Problem to solve
Reproduce all the entries precisely.

Data supplied
..............................

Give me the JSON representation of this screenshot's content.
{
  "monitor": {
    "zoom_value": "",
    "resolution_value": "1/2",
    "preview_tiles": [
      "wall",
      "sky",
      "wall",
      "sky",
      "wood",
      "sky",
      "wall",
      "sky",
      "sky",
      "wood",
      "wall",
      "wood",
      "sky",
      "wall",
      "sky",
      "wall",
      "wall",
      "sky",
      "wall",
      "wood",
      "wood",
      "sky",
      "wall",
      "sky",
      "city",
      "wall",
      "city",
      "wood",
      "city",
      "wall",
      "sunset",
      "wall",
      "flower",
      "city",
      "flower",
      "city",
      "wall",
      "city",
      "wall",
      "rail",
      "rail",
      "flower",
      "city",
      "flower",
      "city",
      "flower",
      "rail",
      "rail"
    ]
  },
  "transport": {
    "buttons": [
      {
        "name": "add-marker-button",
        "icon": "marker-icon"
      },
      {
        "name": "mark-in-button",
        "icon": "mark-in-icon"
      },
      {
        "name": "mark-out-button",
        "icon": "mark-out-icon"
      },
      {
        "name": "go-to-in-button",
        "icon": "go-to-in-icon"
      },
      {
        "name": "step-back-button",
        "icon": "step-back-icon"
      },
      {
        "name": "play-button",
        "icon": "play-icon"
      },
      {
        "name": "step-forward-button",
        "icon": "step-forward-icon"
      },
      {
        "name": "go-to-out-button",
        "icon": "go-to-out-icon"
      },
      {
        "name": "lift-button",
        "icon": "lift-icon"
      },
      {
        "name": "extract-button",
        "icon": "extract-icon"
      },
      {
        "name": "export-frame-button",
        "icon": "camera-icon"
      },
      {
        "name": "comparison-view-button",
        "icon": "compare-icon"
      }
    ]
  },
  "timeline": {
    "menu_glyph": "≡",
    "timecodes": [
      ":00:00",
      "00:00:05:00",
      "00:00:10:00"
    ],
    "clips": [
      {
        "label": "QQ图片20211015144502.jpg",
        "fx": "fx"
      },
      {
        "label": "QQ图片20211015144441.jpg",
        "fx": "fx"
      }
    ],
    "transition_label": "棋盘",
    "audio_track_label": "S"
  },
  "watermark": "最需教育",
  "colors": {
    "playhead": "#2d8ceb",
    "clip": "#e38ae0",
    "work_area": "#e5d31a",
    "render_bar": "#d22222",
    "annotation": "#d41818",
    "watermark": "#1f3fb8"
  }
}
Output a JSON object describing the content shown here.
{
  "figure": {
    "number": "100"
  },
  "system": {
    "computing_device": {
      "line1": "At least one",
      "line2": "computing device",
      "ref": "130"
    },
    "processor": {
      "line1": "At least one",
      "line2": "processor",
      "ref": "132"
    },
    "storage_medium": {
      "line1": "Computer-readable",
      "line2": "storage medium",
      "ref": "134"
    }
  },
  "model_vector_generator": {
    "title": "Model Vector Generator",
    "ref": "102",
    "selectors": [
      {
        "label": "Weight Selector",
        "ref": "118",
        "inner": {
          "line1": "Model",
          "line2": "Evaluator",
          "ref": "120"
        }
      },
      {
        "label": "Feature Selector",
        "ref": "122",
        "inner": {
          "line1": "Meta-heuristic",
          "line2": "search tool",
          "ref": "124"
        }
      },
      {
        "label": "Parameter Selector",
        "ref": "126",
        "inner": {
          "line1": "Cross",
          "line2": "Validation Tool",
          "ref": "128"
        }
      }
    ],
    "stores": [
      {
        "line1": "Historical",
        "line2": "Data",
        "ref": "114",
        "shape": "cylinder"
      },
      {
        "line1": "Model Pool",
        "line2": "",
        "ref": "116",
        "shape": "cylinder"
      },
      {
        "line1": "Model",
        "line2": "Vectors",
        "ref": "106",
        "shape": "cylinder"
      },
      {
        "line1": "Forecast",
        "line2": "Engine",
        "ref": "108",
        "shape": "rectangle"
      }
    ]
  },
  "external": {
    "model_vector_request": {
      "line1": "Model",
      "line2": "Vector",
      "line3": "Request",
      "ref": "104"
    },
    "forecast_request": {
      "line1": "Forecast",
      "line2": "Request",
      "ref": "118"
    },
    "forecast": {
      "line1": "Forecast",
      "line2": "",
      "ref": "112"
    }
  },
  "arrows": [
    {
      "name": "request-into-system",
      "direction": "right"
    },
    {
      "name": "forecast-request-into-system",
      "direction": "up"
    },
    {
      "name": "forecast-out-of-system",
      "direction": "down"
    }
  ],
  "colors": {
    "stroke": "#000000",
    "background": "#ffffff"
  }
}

..............................

Task output
Give me the JSON representation of this screenshot's content.
{
  "monitor": {
    "zoom_value": "",
    "resolution_value": "1/2",
    "preview_tiles": [
      "wall",
      "sky",
      "wall",
      "sky",
      "wood",
      "sky",
      "wall",
      "sky",
      "sky",
      "wood",
      "wall",
      "wood",
      "sky",
      "wall",
      "sky",
      "wall",
      "wall",
      "sky",
      "wall",
      "wood",
      "wood",
      "sky",
      "wall",
      "sky",
      "city",
      "wall",
      "city",
      "wood",
      "city",
      "wall",
      "sunset",
      "wall",
      "flower",
      "city",
      "flower",
      "city",
      "wall",
      "city",
      "wall",
      "rail",
      "rail",
      "flower",
      "city",
      "flower",
      "city",
      "flower",
      "rail",
      "rail"
    ]
  },
  "transport": {
    "buttons": [
      {
        "name": "add-marker-button",
        "icon": "marker-icon"
      },
      {
        "name": "mark-in-button",
        "icon": "mark-in-icon"
      },
      {
        "name": "mark-out-button",
        "icon": "mark-out-icon"
      },
      {
        "name": "go-to-in-button",
        "icon": "go-to-in-icon"
      },
      {
        "name": "step-back-button",
        "icon": "step-back-icon"
      },
      {
        "name": "play-button",
        "icon": "play-icon"
      },
      {
        "name": "step-forward-button",
        "icon": "step-forward-icon"
      },
      {
        "name": "go-to-out-button",
        "icon": "go-to-out-icon"
      },
      {
        "name": "lift-button",
        "icon": "lift-icon"
      },
      {
        "name": "extract-button",
        "icon": "extract-icon"
      },
      {
        "name": "export-frame-button",
        "icon": "camera-icon"
      },
      {
        "name": "comparison-view-button",
        "icon": "compare-icon"
      }
    ]
  },
  "timeline": {
    "menu_glyph": "≡",
    "timecodes": [
      ":00:00",
      "00:00:05:00",
      "00:00:10:00"
    ],
    "clips": [
      {
        "label": "QQ图片20211015144502.jpg",
        "fx": "fx"
      },
      {
        "label": "QQ图片20211015144441.jpg",
        "fx": "fx"
      }
    ],
    "transition_label": "棋盘",
    "audio_track_label": "S"
  },
  "watermark": "最需教育",
  "colors": {
    "playhead": "#2d8ceb",
    "clip": "#e38ae0",
    "work_area": "#e5d31a",
    "render_bar": "#d22222",
    "annotation": "#d41818",
    "watermark": "#1f3fb8"
  }
}
Output a JSON object describing the content shown here.
{
  "figure": {
    "number": "100"
  },
  "system": {
    "computing_device": {
      "line1": "At least one",
      "line2": "computing device",
      "ref": "130"
    },
    "processor": {
      "line1": "At least one",
      "line2": "processor",
      "ref": "132"
    },
    "storage_medium": {
      "line1": "Computer-readable",
      "line2": "storage medium",
      "ref": "134"
    }
  },
  "model_vector_generator": {
    "title": "Model Vector Generator",
    "ref": "102",
    "selectors": [
      {
        "label": "Weight Selector",
        "ref": "118",
        "inner": {
          "line1": "Model",
          "line2": "Evaluator",
          "ref": "120"
        }
      },
      {
        "label": "Feature Selector",
        "ref": "122",
        "inner": {
          "line1": "Meta-heuristic",
          "line2": "search tool",
          "ref": "124"
        }
      },
      {
        "label": "Parameter Selector",
        "ref": "126",
        "inner": {
          "line1": "Cross",
          "line2": "Validation Tool",
          "ref": "128"
        }
      }
    ],
    "stores": [
      {
        "line1": "Historical",
        "line2": "Data",
        "ref": "114",
        "shape": "cylinder"
      },
      {
        "line1": "Model Pool",
        "line2": "",
        "ref": "116",
        "shape": "cylinder"
      },
      {
        "line1": "Model",
        "line2": "Vectors",
        "ref": "106",
        "shape": "cylinder"
      },
      {
        "line1": "Forecast",
        "line2": "Engine",
        "ref": "108",
        "shape": "rectangle"
      }
    ]
  },
  "external": {
    "model_vector_request": {
      "line1": "Model",
      "line2": "Vector",
      "line3": "Request",
      "ref": "104"
    },
    "forecast_request": {
      "line1": "Forecast",
      "line2": "Request",
      "ref": "118"
    },
    "forecast": {
      "line1": "Forecast",
      "line2": "",
      "ref": "112"
    }
  },
  "arrows": [
    {
      "name": "request-into-system",
      "direction": "right"
    },
    {
      "name": "forecast-request-into-system",
      "direction": "up"
    },
    {
      "name": "forecast-out-of-system",
      "direction": "down"
    }
  ],
  "colors": {
    "stroke": "#000000",
    "background": "#ffffff"
  }
}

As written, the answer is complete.